# The exercise
Answer with a single number: how many lines in the listing below include "page"?

# Records for this task
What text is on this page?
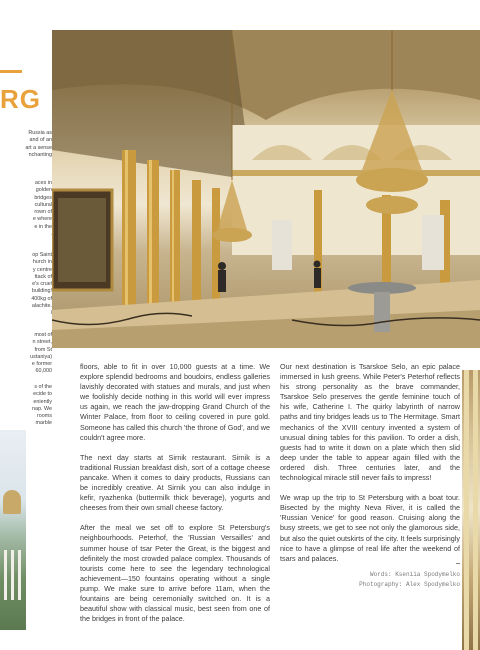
RG
Russia as
and of an
art a sense
nchanting
aces in
golden
bridges
cultural
rown of
e where
e in the
op Saint
hurch in
y centre
ttack of
e's cruel
building!
400kg of
alachite.
most of
n street,
from St
ustaniya)
e former
60,000
s of the
ecide to
eniently
nap. We
rooms
marble

floors, able to fit in over 10,000 guests at a time. We explore splendid bedrooms and boudoirs, endless galleries lavishly decorated with statues and murals, and just when we foolishly decide nothing in this world will ever impress us again, we reach the jaw-dropping Grand Church of the Winter Palace, from floor to ceiling covered in pure gold. Someone has called this church 'the throne of God', and we couldn't agree more.

The next day starts at Sirnik restaurant. Sirnik is a traditional Russian breakfast dish, sort of a cottage cheese pancake. When it comes to dairy products, Russians can be incredibly creative. At Sirnik you can also indulge in kefir, ryazhenka (buttermilk thick beverage), yogurts and cheeses from their own small cheese factory.

After the meal we set off to explore St Petersburg's neighbourhoods. Peterhof, the 'Russian Versailles' and summer house of tsar Peter the Great, is the biggest and definitely the most crowded palace complex. Thousands of tourists come here to see the legendary technological achievement—150 fountains operating without a single pump. We make sure to arrive before 11am, when the fountains are being ceremonially switched on. It is a beautiful show with classical music, best seen from one of the bridges in front of the palace.

Our next destination is Tsarskoe Selo, an epic palace immersed in lush greens. While Peter's Peterhof reflects his strong personality as the brave commander, Tsarskoe Selo preserves the gentle feminine touch of his wife, Catherine I. The quirky labyrinth of narrow paths and tiny bridges leads us to The Hermitage. Smart mechanics of the XVIII century invented a system of unusual dining tables for this pavilion. To order a dish, guests had to write it down on a plate which then slid deep under the table to appear again filled with the ordered dish. Three centuries later, and the technological miracle still never fails to impress!

We wrap up the trip to St Petersburg with a boat tour. Bisected by the mighty Neva River, it is called the 'Russian Venice' for good reason. Cruising along the busy streets, we get to see not only the glamorous side, but also the quiet outskirts of the city. It feels surprisingly nice to have a glimpse of real life after the weekend of tsars and palaces.

Words: Kseniia Spodymelko
Photography: Alex Spodymelko
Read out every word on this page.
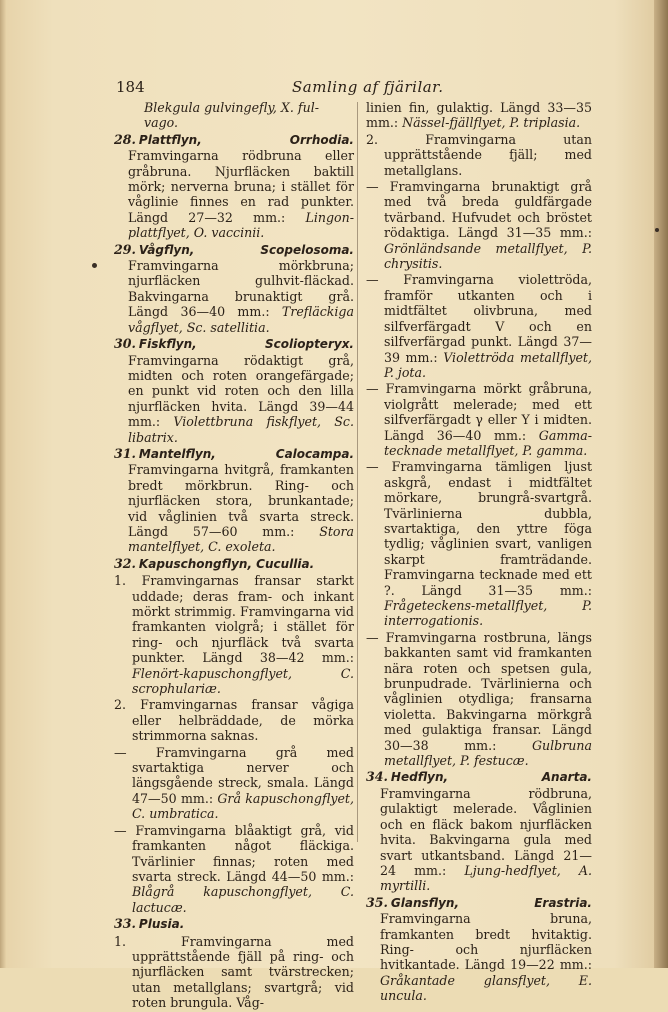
184	Samling af fjärilar.

Blekgula gulvingefly, X. ful-
vago.

28. Plattflyn, Orrhodia. Framvingarna rödbruna eller gråbruna. Njurfläcken baktill mörk; nerverna bruna; i stället för våglinie finnes en rad punkter. Längd 27—32 mm.: Lingon-plattflyet, O. vaccinii.

29. Vågflyn, Scopelosoma. Framvingarna mörkbruna; njurfläcken gulhvit-fläckad. Bakvingarna brunaktigt grå. Längd 36—40 mm.: Trefläckiga vågflyet, Sc. satellitia.

30. Fiskflyn, Scoliopteryx. Framvingarna rödaktigt grå, midten och roten orangefärgade; en punkt vid roten och den lilla njurfläcken hvita. Längd 39—44 mm.: Violettbruna fiskflyet, Sc. libatrix.

31. Mantelflyn, Calocampa. Framvingarna hvitgrå, framkanten bredt mörkbrun. Ring- och njurfläcken stora, brunkantade; vid våglinien två svarta streck. Längd 57—60 mm.: Stora mantelflyet, C. exoleta.

32. Kapuschongflyn, Cucullia.

1. Framvingarnas fransar starkt uddade; deras fram- och inkant mörkt strimmig. Framvingarna vid framkanten violgrå; i stället för ring- och njurfläck två svarta punkter. Längd 38—42 mm.: Flenört-kapuschongflyet, C. scrophulariæ.

2. Framvingarnas fransar vågiga eller helbräddade, de mörka strimmorna saknas.

— Framvingarna grå med svartaktiga nerver och längsgående streck, smala. Längd 47—50 mm.: Grå kapuschongflyet, C. umbratica.

— Framvingarna blåaktigt grå, vid framkanten något fläckiga. Tvärlinier finnas; roten med svarta streck. Längd 44—50 mm.: Blågrå kapuschongflyet, C. lactucæ.

33. Plusia.

1.	Framvingarna med upprättstående fjäll på ring- och njurfläcken samt tvärstrecken; utan metallglans; svartgrå; vid roten brungula. Våg-

linien fin, gulaktig. Längd 33—35 mm.: Nässel-fjällflyet, P. triplasia.

2.	Framvingarna utan upprättstående fjäll; med metallglans.

— Framvingarna brunaktigt grå med två breda guldfärgade tvärband. Hufvudet och bröstet rödaktiga. Längd 31—35 mm.: Grönländsande metallflyet, P. chrysitis.

— Framvingarna violettröda, framför utkanten och i midtfältet olivbruna, med silfverfärgadt V och en silfverfärgad punkt. Längd 37—39 mm.: Violettröda metallflyet, P. jota.

— Framvingarna mörkt gråbruna, violgrått melerade; med ett silfverfärgadt γ eller Y i midten. Längd 36—40 mm.: Gamma-tecknade metallflyet, P. gamma.

— Framvingarna tämligen ljust askgrå, endast i midtfältet mörkare, brungrå-svartgrå. Tvärlinierna dubbla, svartaktiga, den yttre föga tydlig; våglinien svart, vanligen skarpt framträdande. Framvingarna tecknade med ett ?. Längd 31—35 mm.: Frågeteckens-metallflyet, P. interrogationis.

— Framvingarna rostbruna, längs bakkanten samt vid framkanten nära roten och spetsen gula, brunpudrade. Tvärlinierna och våglinien otydliga; fransarna violetta. Bakvingarna mörkgrå med gulaktiga fransar. Längd 30—38 mm.:	Gulbruna metallflyet, P. festucæ.

34. Hedflyn, Anarta. Framvingarna rödbruna, gulaktigt melerade. Våglinien och en fläck bakom njurfläcken hvita. Bakvingarna gula med svart utkantsband. Längd 21—24 mm.: Ljung-hedflyet, A. myrtilli.

35. Glansflyn, Erastria. Framvingarna bruna, framkanten bredt hvitaktig. Ring- och njurfläcken hvitkantade. Längd 19—22 mm.: Gråkantade glansflyet, E. uncula.
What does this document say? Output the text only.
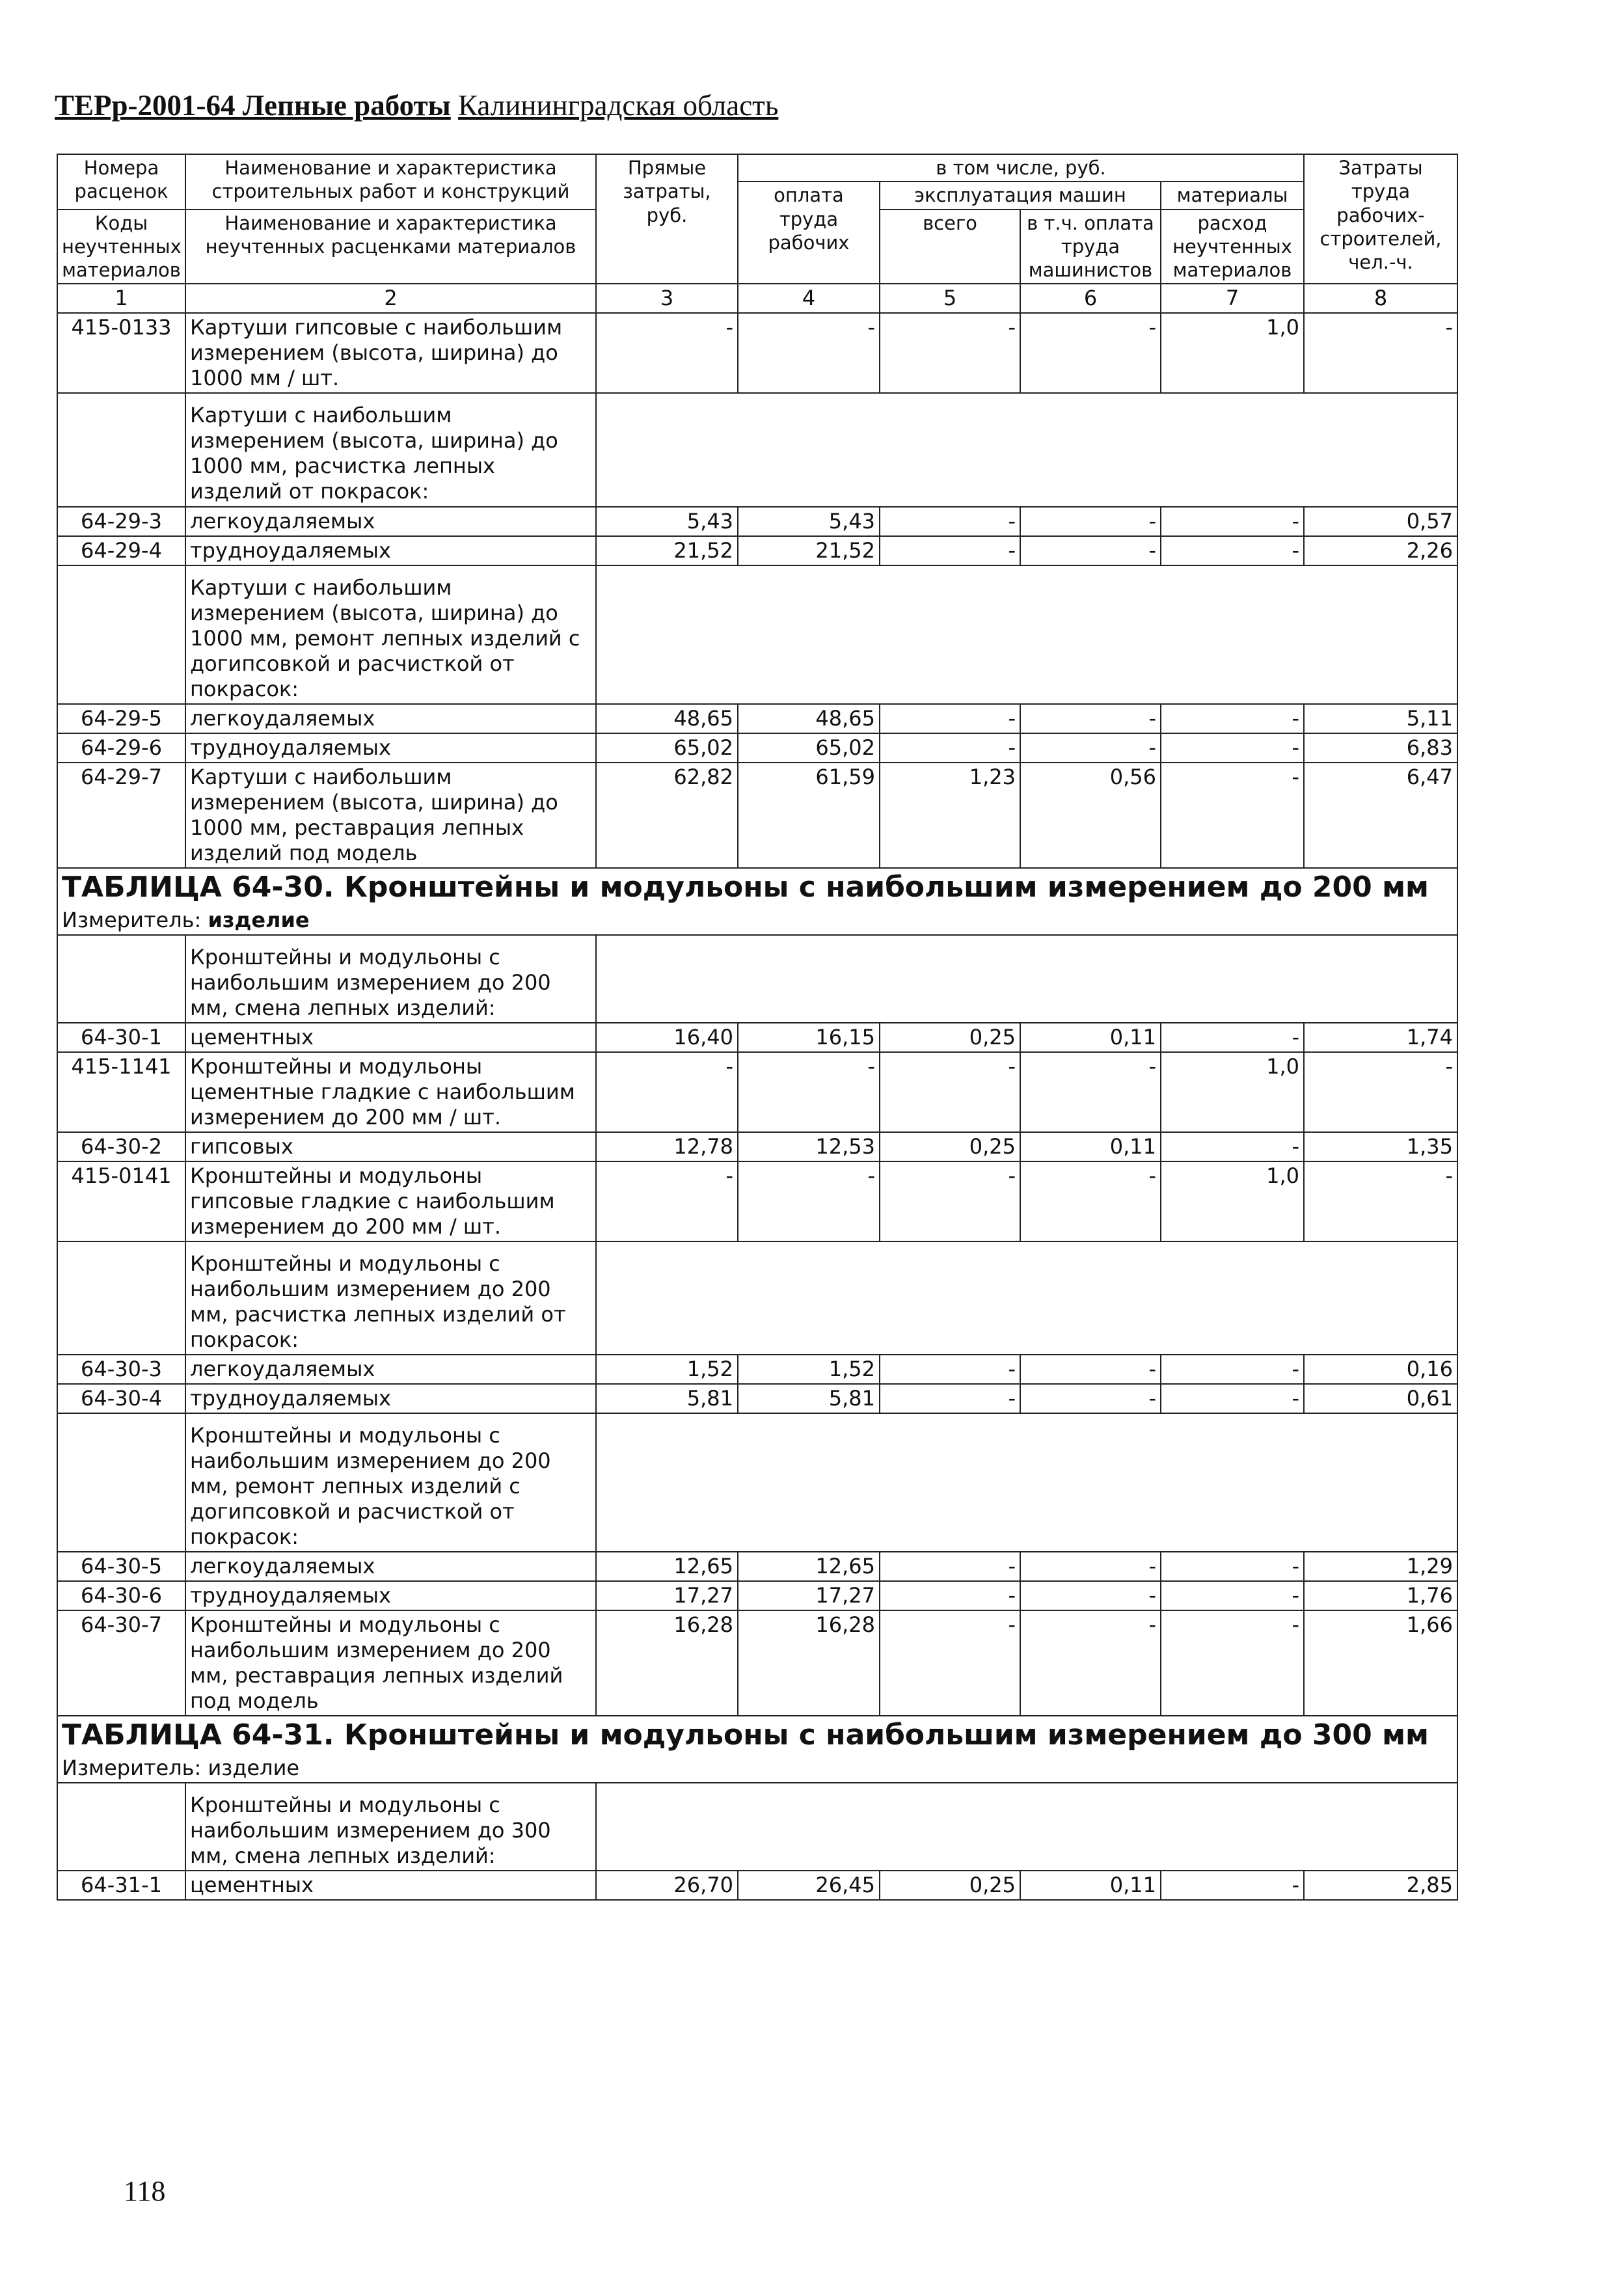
ТЕРр-2001-64 Лепные работы Калининградская область
Номера расценок	Наименование и характеристика строительных работ и конструкций	Прямые затраты, руб.	в том числе, руб.				Затраты труда рабочих-строителей, чел.-ч.
			оплата труда рабочих	эксплуатация машин		материалы	
Коды неучтенных материалов	Наименование и характеристика неучтенных расценками материалов			всего	в т.ч. оплата труда машинистов	расход неучтенных материалов	

1	2	3	4	5	6	7	8
415-0133	Картуши гипсовые с наибольшим измерением (высота, ширина) до 1000 мм / шт.	-	-	-	-	1,0	-
	Картуши с наибольшим измерением (высота, ширина) до 1000 мм, расчистка лепных изделий от покрасок:						
64-29-3	легкоудаляемых	5,43	5,43	-	-	-	0,57
64-29-4	трудноудаляемых	21,52	21,52	-	-	-	2,26
	Картуши с наибольшим измерением (высота, ширина) до 1000 мм, ремонт лепных изделий с догипсовкой и расчисткой от покрасок:						
64-29-5	легкоудаляемых	48,65	48,65	-	-	-	5,11
64-29-6	трудноудаляемых	65,02	65,02	-	-	-	6,83
64-29-7	Картуши с наибольшим измерением (высота, ширина) до 1000 мм, реставрация лепных изделий под модель	62,82	61,59	1,23	0,56	-	6,47
ТАБЛИЦА 64-30. Кронштейны и модульоны с наибольшим измерением до 200 мм							
Измеритель: изделие							
	Кронштейны и модульоны с наибольшим измерением до 200 мм, смена лепных изделий:						
64-30-1	цементных	16,40	16,15	0,25	0,11	-	1,74
415-1141	Кронштейны и модульоны цементные гладкие с наибольшим измерением до 200 мм / шт.	-	-	-	-	1,0	-
64-30-2	гипсовых	12,78	12,53	0,25	0,11	-	1,35
415-0141	Кронштейны и модульоны гипсовые гладкие с наибольшим измерением до 200 мм / шт.	-	-	-	-	1,0	-
	Кронштейны и модульоны с наибольшим измерением до 200 мм, расчистка лепных изделий от покрасок:						
64-30-3	легкоудаляемых	1,52	1,52	-	-	-	0,16
64-30-4	трудноудаляемых	5,81	5,81	-	-	-	0,61
	Кронштейны и модульоны с наибольшим измерением до 200 мм, ремонт лепных изделий с догипсовкой и расчисткой от покрасок:						
64-30-5	легкоудаляемых	12,65	12,65	-	-	-	1,29
64-30-6	трудноудаляемых	17,27	17,27	-	-	-	1,76
64-30-7	Кронштейны и модульоны с наибольшим измерением до 200 мм, реставрация лепных изделий под модель	16,28	16,28	-	-	-	1,66
ТАБЛИЦА 64-31. Кронштейны и модульоны с наибольшим измерением до 300 мм							
Измеритель: изделие							
	Кронштейны и модульоны с наибольшим измерением до 300 мм, смена лепных изделий:						
64-31-1	цементных	26,70	26,45	0,25	0,11	-	2,85
118
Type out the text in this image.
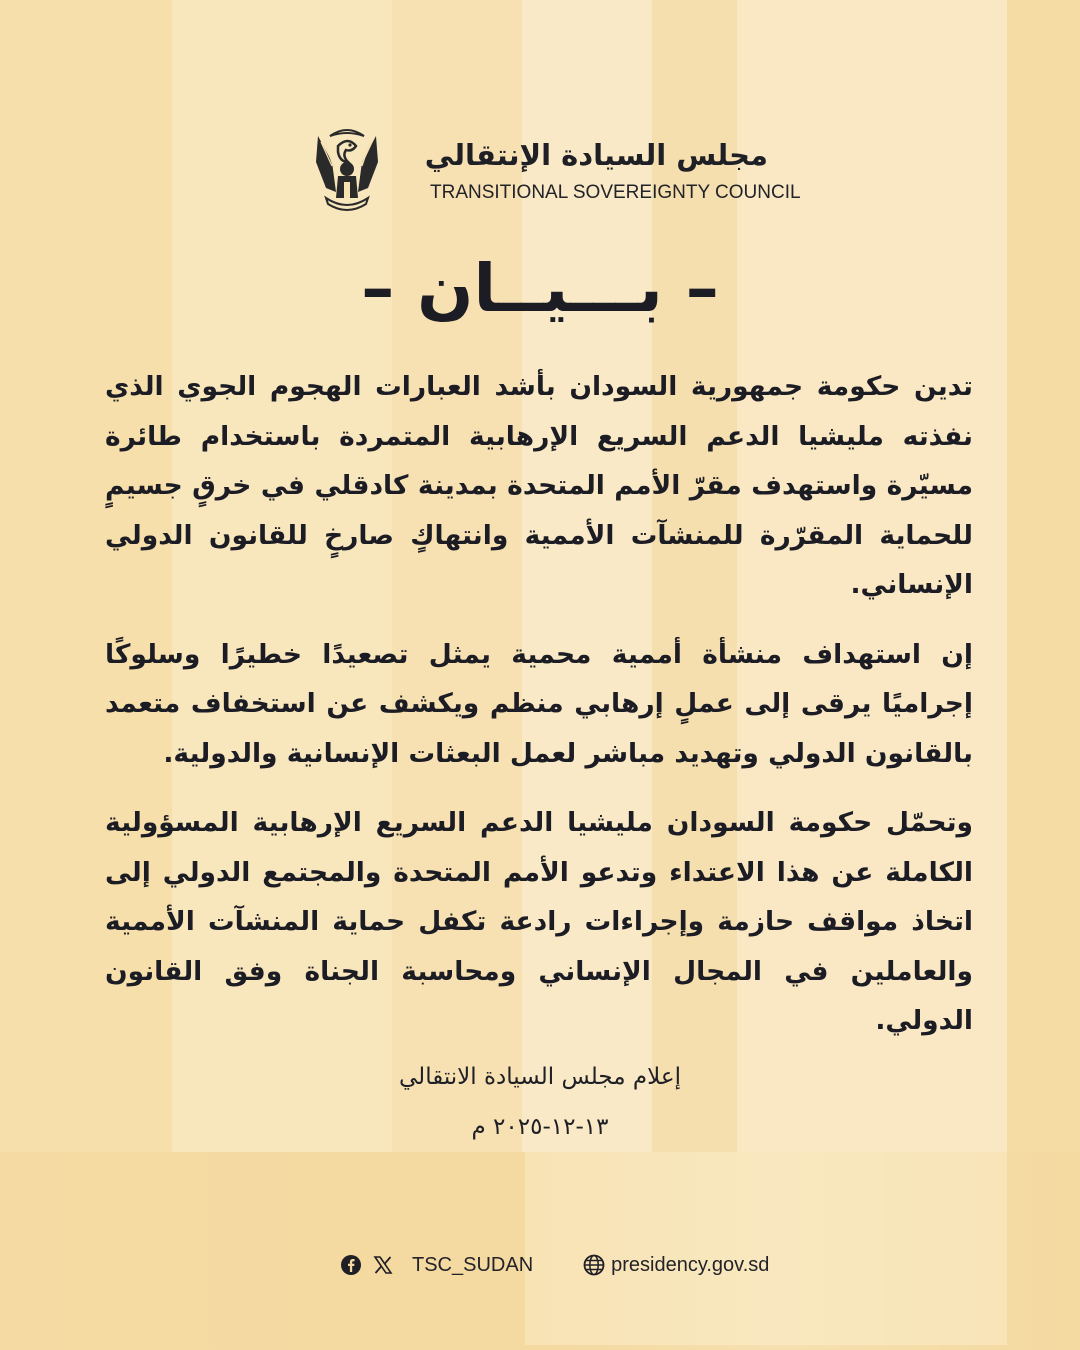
مجلس السيادة الإنتقالي
TRANSITIONAL SOVEREIGNTY COUNCIL
– بـــيــان –

تدين حكومة جمهورية السودان بأشد العبارات الهجوم الجوي الذي نفذته مليشيا الدعم السريع الإرهابية المتمردة باستخدام طائرة مسيّرة واستهدف مقرّ الأمم المتحدة بمدينة كادقلي في خرقٍ جسيمٍ للحماية المقرّرة للمنشآت الأممية وانتهاكٍ صارخٍ للقانون الدولي الإنساني.

إن استهداف منشأة أممية محمية يمثل تصعيدًا خطيرًا وسلوكًا إجراميًا يرقى إلى عملٍ إرهابي منظم ويكشف عن استخفاف متعمد بالقانون الدولي وتهديد مباشر لعمل البعثات الإنسانية والدولية.

وتحمّل حكومة السودان مليشيا الدعم السريع الإرهابية المسؤولية الكاملة عن هذا الاعتداء وتدعو الأمم المتحدة والمجتمع الدولي إلى اتخاذ مواقف حازمة وإجراءات رادعة تكفل حماية المنشآت الأممية والعاملين في المجال الإنساني ومحاسبة الجناة وفق القانون الدولي.

إعلام مجلس السيادة الانتقالي
١٣-١٢-٢٠٢٥ م
TSC_SUDAN	presidency.gov.sd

# Written response
2